• [DATA]
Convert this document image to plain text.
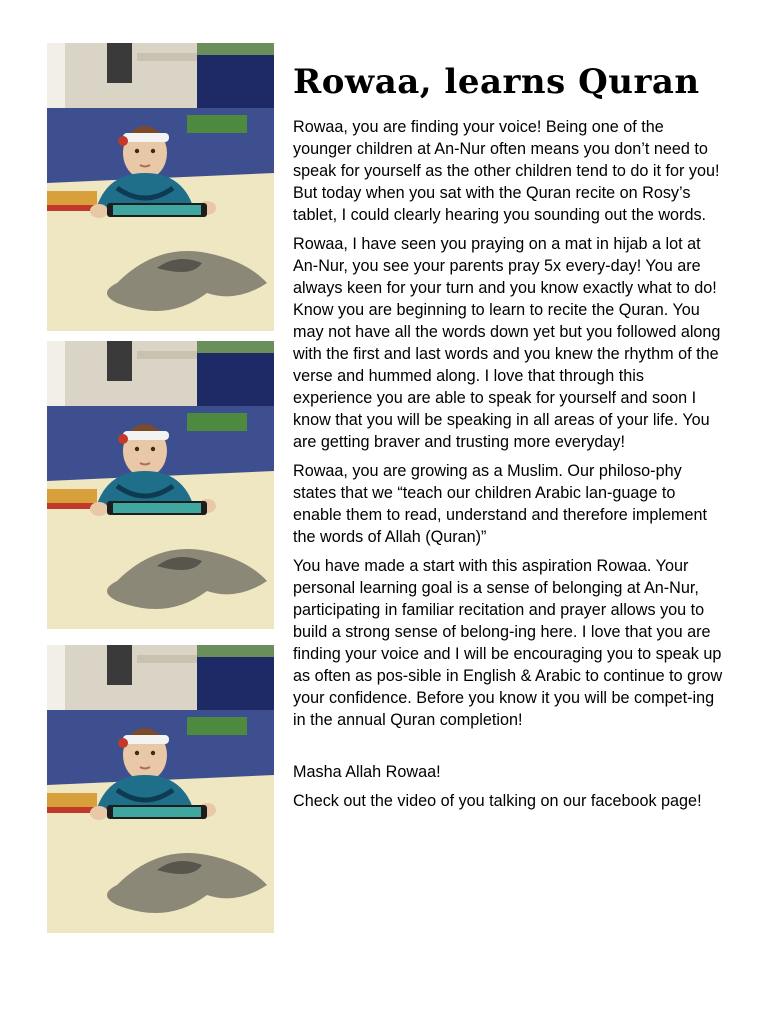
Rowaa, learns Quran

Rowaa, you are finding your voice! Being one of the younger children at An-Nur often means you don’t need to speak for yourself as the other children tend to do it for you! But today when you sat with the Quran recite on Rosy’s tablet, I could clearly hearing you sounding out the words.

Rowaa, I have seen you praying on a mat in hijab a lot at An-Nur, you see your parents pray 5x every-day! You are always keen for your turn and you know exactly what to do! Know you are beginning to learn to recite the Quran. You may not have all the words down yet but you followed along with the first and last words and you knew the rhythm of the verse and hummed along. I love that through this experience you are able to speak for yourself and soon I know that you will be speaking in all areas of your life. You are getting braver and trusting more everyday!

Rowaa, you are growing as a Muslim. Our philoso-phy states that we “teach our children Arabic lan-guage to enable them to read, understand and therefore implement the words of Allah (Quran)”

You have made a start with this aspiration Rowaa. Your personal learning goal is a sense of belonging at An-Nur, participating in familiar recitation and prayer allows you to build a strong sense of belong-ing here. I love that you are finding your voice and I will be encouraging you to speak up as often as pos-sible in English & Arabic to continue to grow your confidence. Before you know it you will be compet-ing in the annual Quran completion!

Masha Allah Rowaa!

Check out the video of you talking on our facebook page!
* * *
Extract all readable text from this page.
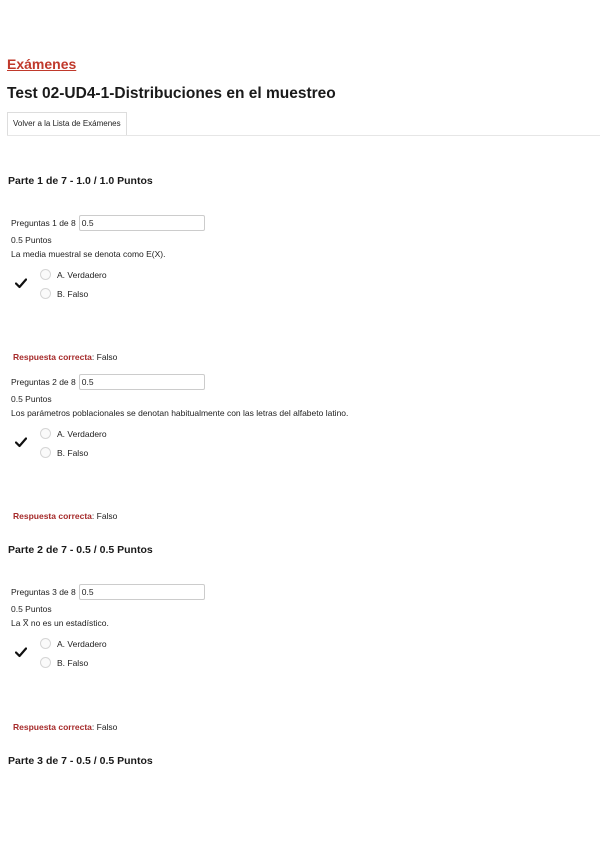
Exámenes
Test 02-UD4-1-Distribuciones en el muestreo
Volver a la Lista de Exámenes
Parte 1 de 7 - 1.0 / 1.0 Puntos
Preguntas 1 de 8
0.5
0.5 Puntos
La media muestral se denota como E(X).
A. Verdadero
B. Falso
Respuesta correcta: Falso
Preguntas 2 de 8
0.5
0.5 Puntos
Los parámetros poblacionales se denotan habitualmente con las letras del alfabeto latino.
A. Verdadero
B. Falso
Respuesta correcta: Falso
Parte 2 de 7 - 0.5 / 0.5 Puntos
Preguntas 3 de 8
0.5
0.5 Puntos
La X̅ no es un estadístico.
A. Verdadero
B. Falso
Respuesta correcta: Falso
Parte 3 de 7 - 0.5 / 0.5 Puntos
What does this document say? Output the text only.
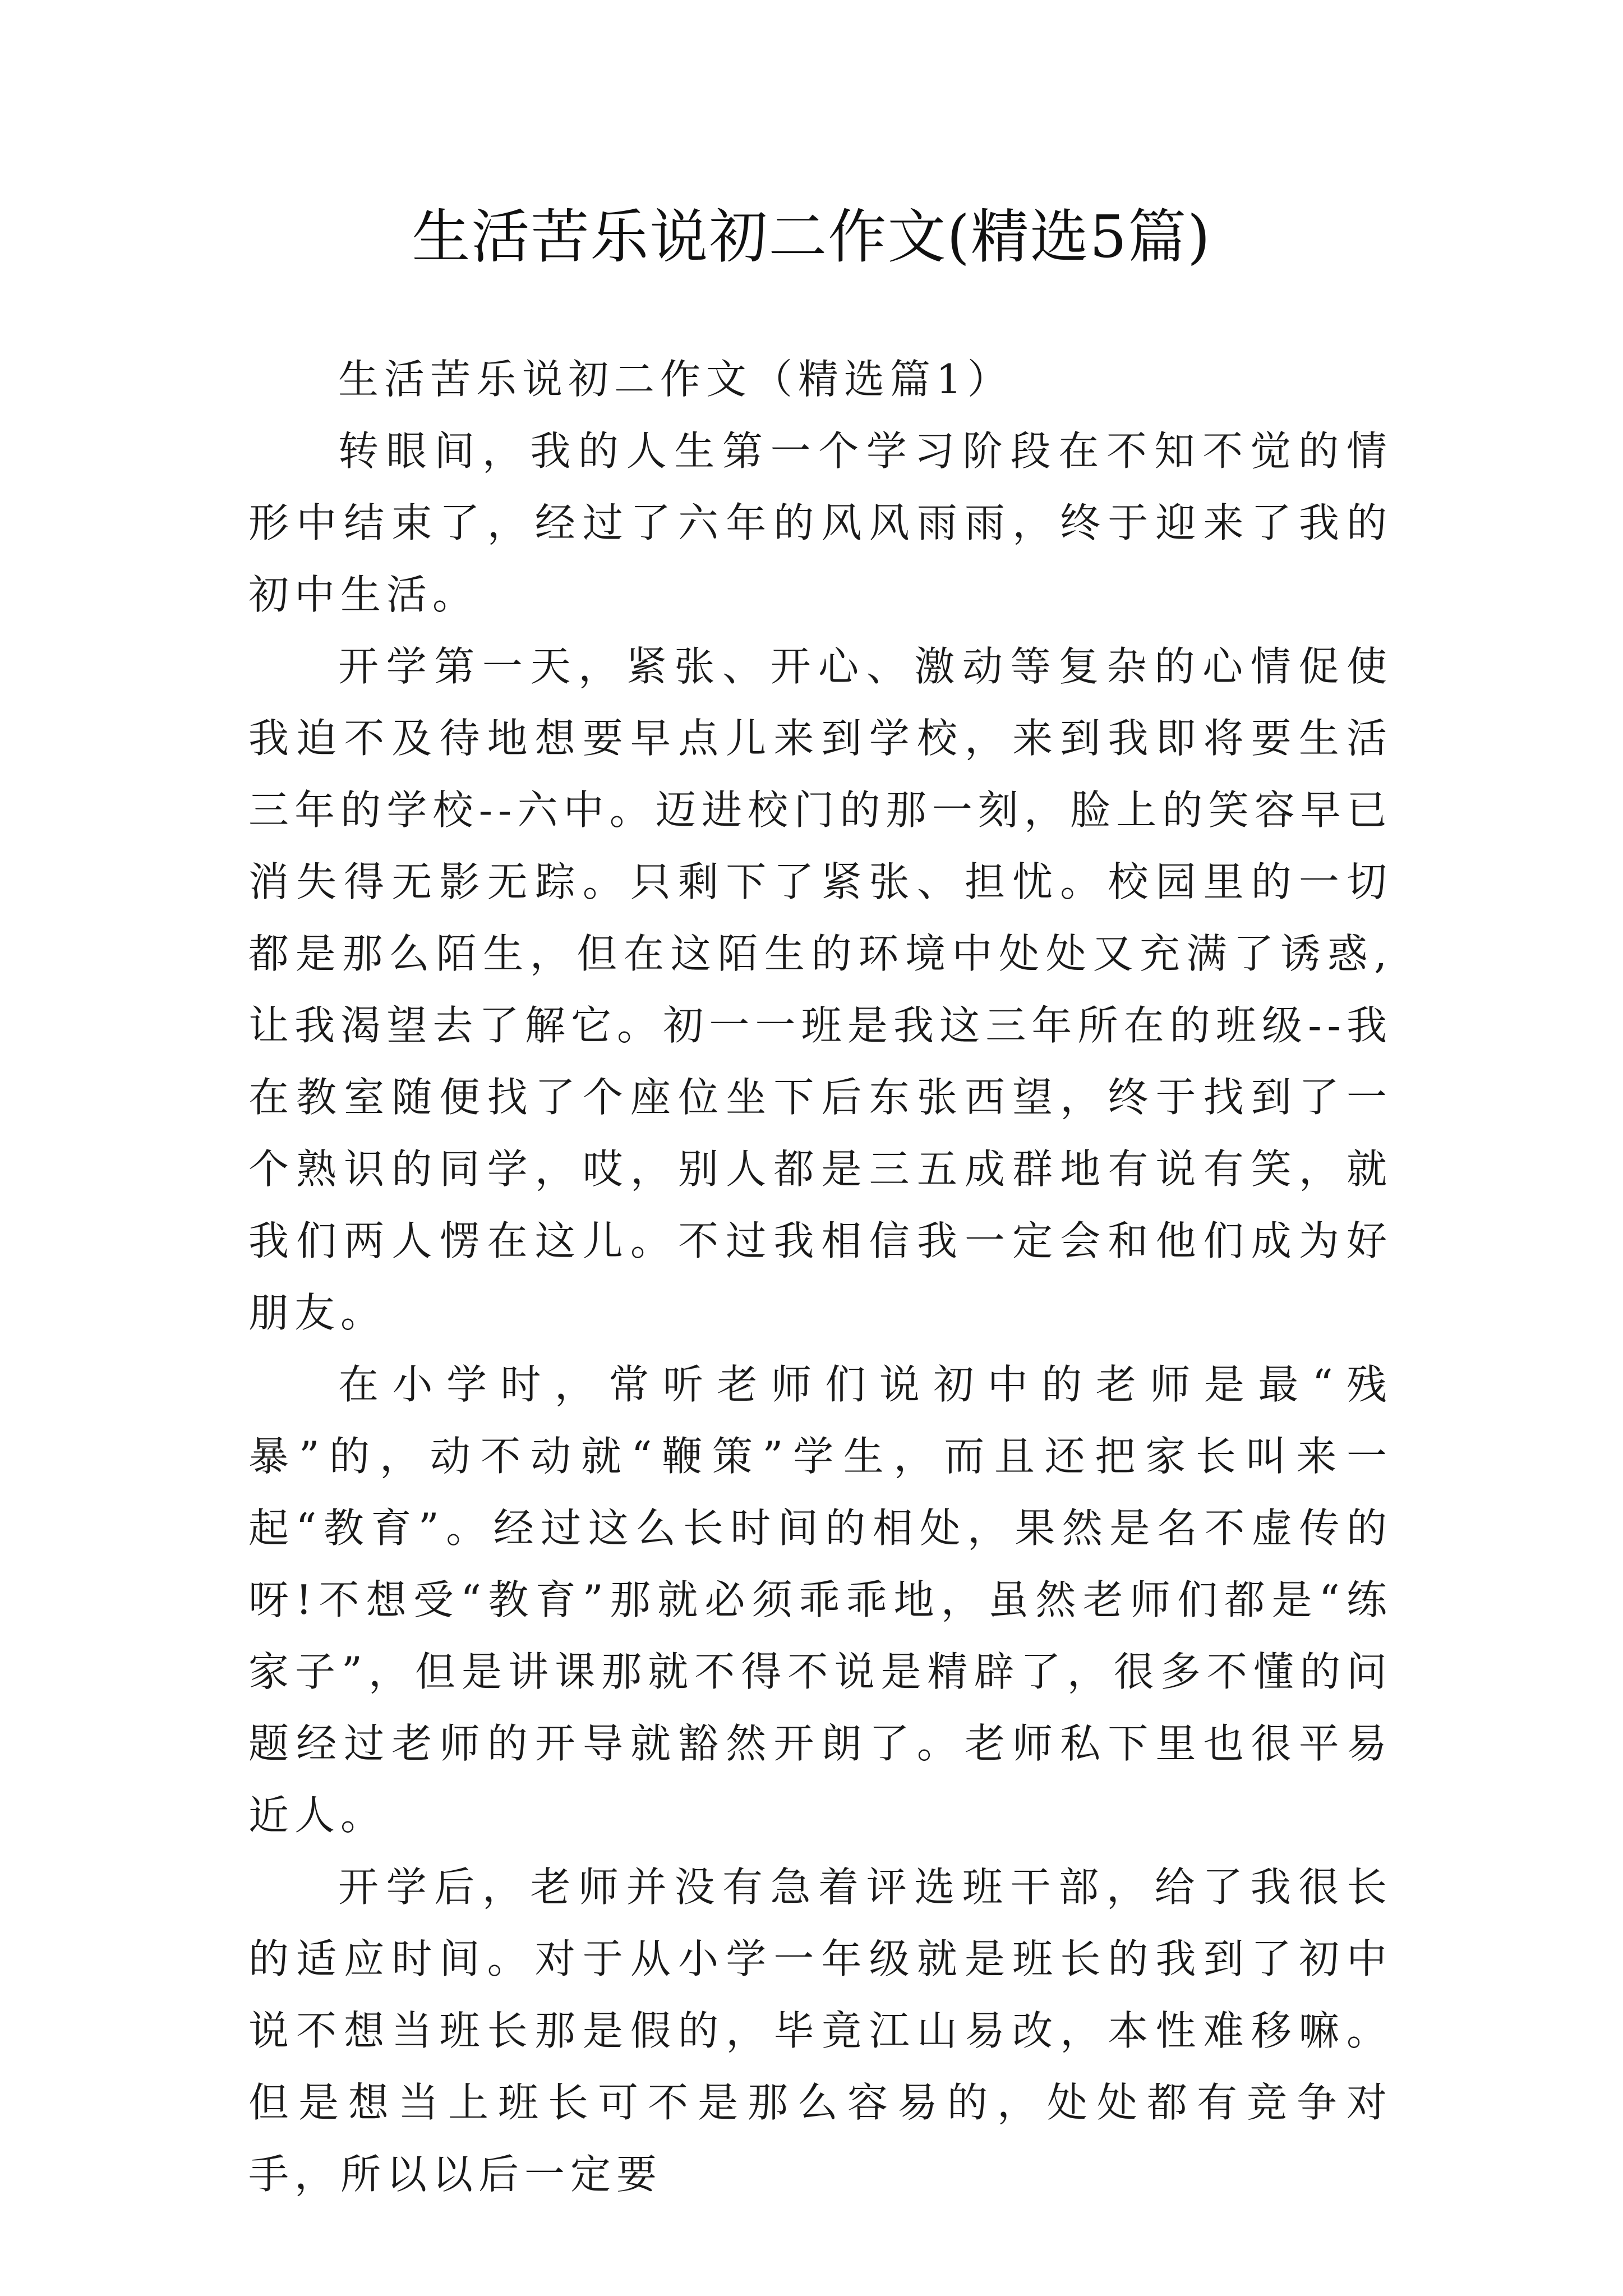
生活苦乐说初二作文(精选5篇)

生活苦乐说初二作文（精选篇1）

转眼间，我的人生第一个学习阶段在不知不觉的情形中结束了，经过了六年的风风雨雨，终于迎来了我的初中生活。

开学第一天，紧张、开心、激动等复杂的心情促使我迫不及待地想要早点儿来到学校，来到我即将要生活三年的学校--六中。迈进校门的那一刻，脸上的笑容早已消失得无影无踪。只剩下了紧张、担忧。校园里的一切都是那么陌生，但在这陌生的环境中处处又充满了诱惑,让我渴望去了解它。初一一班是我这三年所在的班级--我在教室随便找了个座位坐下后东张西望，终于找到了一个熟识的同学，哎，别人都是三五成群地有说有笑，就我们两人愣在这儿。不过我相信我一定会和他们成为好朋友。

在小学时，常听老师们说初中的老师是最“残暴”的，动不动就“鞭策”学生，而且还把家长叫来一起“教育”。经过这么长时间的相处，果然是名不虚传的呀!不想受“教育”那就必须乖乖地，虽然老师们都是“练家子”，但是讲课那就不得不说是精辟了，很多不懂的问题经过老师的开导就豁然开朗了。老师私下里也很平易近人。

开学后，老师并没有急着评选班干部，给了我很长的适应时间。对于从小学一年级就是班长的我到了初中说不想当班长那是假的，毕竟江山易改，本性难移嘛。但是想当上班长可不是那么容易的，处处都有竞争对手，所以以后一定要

• [AIM]
Check each line of the material above for "Arabic" and say how many lines contain it, giving the number alone.

• [ANSWER TO THIS PROBLEM]
2